» **CHALLENGE**: Lift out each line of the data that holds "baseline".

» **RECORDS**:
____________________
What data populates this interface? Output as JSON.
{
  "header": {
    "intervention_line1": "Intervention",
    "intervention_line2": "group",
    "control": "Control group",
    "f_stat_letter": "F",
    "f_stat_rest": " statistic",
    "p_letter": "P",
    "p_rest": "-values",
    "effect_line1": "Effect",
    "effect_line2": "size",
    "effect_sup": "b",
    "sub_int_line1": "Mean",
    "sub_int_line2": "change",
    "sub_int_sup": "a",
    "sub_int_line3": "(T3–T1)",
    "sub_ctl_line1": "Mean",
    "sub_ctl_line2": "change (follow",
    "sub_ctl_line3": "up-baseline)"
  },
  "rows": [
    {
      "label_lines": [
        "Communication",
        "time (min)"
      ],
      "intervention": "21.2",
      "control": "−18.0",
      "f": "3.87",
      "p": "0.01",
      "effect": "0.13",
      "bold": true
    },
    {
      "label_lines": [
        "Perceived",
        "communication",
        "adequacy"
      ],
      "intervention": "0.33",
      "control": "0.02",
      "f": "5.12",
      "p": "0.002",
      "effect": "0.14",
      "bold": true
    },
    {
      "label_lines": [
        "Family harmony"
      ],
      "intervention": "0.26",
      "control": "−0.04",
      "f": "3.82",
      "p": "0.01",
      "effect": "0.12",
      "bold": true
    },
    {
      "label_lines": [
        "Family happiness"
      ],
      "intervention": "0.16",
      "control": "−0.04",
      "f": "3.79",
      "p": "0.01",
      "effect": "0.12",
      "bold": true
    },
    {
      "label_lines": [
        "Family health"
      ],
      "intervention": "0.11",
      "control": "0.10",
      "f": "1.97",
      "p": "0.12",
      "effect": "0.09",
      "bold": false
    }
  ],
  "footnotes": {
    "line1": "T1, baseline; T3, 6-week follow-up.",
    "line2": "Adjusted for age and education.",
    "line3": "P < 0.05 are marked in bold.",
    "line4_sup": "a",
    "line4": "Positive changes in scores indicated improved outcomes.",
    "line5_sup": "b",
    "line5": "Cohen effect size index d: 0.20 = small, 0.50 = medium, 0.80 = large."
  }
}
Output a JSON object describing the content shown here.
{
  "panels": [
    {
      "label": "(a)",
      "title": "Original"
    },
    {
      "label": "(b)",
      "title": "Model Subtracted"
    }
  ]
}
____________________
» **RESPONSE FOR THIS EXERCISE**:
    "sub_ctl_line3": "up-baseline)"
    "line1": "T1, baseline; T3, 6-week follow-up.",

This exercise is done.